# Objective
Write the number of lines holding the word "this", and nothing else.

——————————

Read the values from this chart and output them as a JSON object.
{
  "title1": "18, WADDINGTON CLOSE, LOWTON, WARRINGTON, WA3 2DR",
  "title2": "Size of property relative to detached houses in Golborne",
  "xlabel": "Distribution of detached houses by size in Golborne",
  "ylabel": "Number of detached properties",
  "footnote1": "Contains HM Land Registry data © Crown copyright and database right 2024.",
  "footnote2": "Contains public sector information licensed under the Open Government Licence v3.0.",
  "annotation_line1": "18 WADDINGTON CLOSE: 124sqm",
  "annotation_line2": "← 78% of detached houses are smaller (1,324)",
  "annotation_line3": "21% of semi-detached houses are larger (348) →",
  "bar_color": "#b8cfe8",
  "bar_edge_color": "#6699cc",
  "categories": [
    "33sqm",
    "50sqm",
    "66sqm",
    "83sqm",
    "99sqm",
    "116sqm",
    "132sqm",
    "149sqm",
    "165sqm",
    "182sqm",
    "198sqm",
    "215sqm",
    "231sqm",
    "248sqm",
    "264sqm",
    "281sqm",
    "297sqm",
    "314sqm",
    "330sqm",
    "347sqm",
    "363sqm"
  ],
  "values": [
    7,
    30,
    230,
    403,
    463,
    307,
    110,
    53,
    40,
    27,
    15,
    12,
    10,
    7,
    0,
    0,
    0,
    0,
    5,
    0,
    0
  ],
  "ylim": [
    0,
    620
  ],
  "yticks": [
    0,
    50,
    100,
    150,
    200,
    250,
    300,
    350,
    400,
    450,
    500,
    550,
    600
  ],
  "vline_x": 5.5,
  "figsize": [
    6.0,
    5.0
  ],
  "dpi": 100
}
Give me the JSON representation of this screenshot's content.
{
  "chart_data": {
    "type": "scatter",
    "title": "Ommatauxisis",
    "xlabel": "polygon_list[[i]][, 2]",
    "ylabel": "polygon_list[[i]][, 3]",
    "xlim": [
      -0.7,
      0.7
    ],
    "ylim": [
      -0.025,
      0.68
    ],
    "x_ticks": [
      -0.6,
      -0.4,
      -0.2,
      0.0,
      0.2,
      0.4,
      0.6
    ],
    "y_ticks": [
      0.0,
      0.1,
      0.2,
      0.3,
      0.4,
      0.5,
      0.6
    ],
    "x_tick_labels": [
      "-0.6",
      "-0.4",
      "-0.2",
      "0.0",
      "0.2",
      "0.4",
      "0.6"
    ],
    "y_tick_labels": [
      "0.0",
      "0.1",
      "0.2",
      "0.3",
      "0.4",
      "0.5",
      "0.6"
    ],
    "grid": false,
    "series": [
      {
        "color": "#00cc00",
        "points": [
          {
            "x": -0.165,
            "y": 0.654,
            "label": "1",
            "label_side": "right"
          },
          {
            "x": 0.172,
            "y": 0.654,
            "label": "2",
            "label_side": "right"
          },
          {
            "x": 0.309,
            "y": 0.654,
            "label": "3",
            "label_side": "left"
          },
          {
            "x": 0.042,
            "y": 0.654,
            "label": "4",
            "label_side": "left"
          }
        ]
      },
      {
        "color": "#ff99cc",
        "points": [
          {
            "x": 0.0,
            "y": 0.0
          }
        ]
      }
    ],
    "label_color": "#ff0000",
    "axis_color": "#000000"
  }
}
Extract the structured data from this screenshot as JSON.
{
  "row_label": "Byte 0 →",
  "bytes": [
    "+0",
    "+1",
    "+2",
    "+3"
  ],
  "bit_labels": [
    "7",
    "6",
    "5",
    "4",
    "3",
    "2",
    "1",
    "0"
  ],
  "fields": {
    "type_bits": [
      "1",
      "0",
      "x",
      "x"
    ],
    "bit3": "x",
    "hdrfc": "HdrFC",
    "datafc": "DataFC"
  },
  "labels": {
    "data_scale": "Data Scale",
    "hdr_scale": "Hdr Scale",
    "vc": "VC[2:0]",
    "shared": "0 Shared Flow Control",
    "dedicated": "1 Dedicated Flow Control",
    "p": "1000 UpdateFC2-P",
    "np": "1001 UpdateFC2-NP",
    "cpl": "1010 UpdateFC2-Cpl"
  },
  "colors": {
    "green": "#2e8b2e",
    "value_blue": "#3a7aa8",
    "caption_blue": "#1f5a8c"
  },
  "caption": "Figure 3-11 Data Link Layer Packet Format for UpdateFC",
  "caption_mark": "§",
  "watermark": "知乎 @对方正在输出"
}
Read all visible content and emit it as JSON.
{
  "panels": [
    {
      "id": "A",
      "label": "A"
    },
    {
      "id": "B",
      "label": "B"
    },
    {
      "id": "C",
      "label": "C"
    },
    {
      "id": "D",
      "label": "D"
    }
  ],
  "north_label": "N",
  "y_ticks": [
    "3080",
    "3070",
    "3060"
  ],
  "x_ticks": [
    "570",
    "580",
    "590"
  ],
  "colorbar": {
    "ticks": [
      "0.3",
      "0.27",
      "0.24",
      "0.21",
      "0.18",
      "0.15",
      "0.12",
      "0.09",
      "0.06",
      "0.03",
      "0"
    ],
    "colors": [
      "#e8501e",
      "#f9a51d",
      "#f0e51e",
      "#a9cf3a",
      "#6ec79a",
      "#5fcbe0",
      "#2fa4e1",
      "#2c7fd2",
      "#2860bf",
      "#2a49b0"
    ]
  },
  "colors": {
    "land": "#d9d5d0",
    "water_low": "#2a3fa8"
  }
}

——————————

# Answer to the problem
3